:: Given data ::
____

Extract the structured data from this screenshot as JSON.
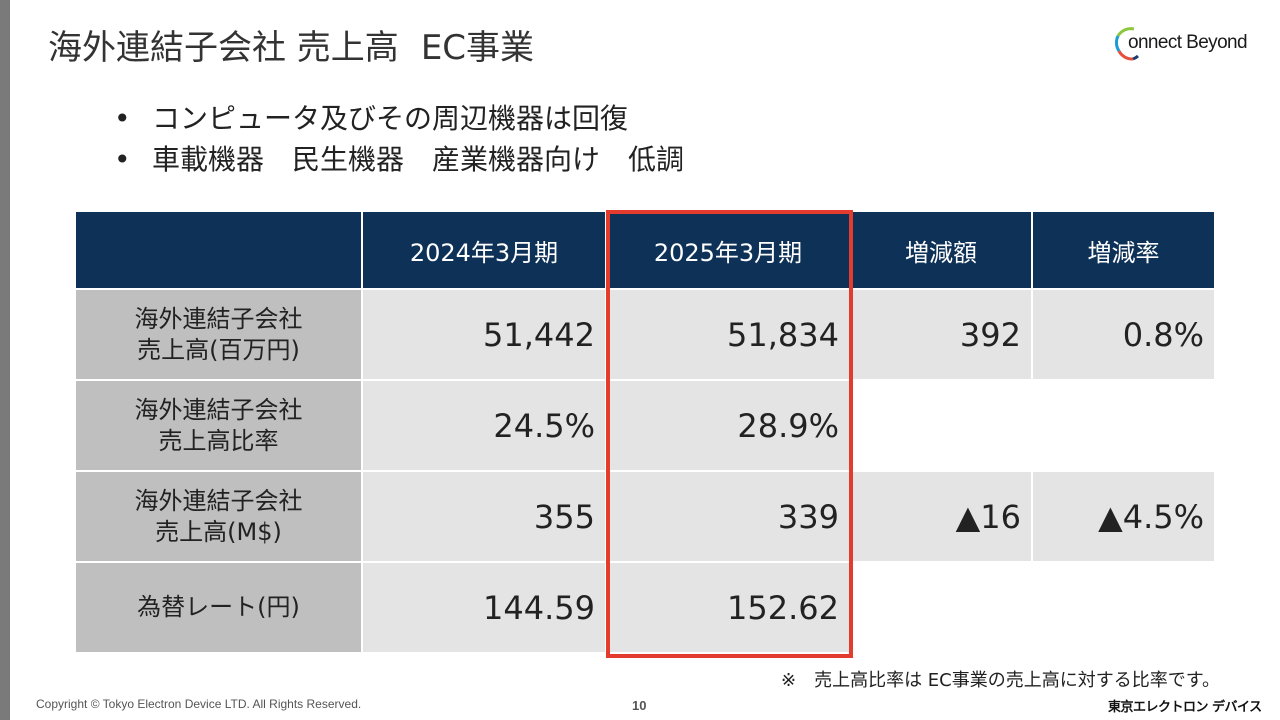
{
  "title": {
    "main": "海外連結子会社 売上高",
    "segment": "EC事業"
  },
  "logo": {
    "text": "onnect Beyond",
    "colors": [
      "#1b9bd7",
      "#8cc63f",
      "#e94e3c",
      "#1a3c6e"
    ]
  },
  "bullets": {
    "marker": "•",
    "items": [
      "コンピュータ及びその周辺機器は回復",
      "車載機器　民生機器　産業機器向け　低調"
    ]
  },
  "table": {
    "headers": [
      "",
      "2024年3月期",
      "2025年3月期",
      "増減額",
      "増減率"
    ],
    "rows": [
      {
        "label_line1": "海外連結子会社",
        "label_line2": "売上高(百万円)",
        "fy2024": "51,442",
        "fy2025": "51,834",
        "change": "392",
        "rate": "0.8%"
      },
      {
        "label_line1": "海外連結子会社",
        "label_line2": "売上高比率",
        "fy2024": "24.5%",
        "fy2025": "28.9%",
        "change": "",
        "rate": ""
      },
      {
        "label_line1": "海外連結子会社",
        "label_line2": "売上高(M$)",
        "fy2024": "355",
        "fy2025": "339",
        "change": "▲16",
        "rate": "▲4.5%"
      },
      {
        "label_line1": "為替レート(円)",
        "label_line2": "",
        "fy2024": "144.59",
        "fy2025": "152.62",
        "change": "",
        "rate": ""
      }
    ]
  },
  "colors": {
    "header_bg": "#0e3157",
    "label_bg": "#bfbfbf",
    "cell_bg": "#e4e4e4",
    "highlight": "#e33b2e"
  },
  "footnote": "※　売上高比率は EC事業の売上高に対する比率です。",
  "footer": {
    "copyright": "Copyright © Tokyo Electron Device LTD. All Rights Reserved.",
    "page": "10",
    "company": "東京エレクトロン デバイス"
  }
}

____

From the entries above, output every line exactly and omit any image.

:: Solution to this exercise ::
Extract the structured data from this screenshot as JSON.
{
  "title": {
    "main": "海外連結子会社 売上高",
    "segment": "EC事業"
  },
  "logo": {
    "text": "onnect Beyond",
    "colors": [
      "#1b9bd7",
      "#8cc63f",
      "#e94e3c",
      "#1a3c6e"
    ]
  },
  "bullets": {
    "marker": "•",
    "items": [
      "コンピュータ及びその周辺機器は回復",
      "車載機器　民生機器　産業機器向け　低調"
    ]
  },
  "table": {
    "headers": [
      "",
      "2024年3月期",
      "2025年3月期",
      "増減額",
      "増減率"
    ],
    "rows": [
      {
        "label_line1": "海外連結子会社",
        "label_line2": "売上高(百万円)",
        "fy2024": "51,442",
        "fy2025": "51,834",
        "change": "392",
        "rate": "0.8%"
      },
      {
        "label_line1": "海外連結子会社",
        "label_line2": "売上高比率",
        "fy2024": "24.5%",
        "fy2025": "28.9%",
        "change": "",
        "rate": ""
      },
      {
        "label_line1": "海外連結子会社",
        "label_line2": "売上高(M$)",
        "fy2024": "355",
        "fy2025": "339",
        "change": "▲16",
        "rate": "▲4.5%"
      },
      {
        "label_line1": "為替レート(円)",
        "label_line2": "",
        "fy2024": "144.59",
        "fy2025": "152.62",
        "change": "",
        "rate": ""
      }
    ]
  },
  "colors": {
    "header_bg": "#0e3157",
    "label_bg": "#bfbfbf",
    "cell_bg": "#e4e4e4",
    "highlight": "#e33b2e"
  },
  "footnote": "※　売上高比率は EC事業の売上高に対する比率です。",
  "footer": {
    "copyright": "Copyright © Tokyo Electron Device LTD. All Rights Reserved.",
    "page": "10",
    "company": "東京エレクトロン デバイス"
  }
}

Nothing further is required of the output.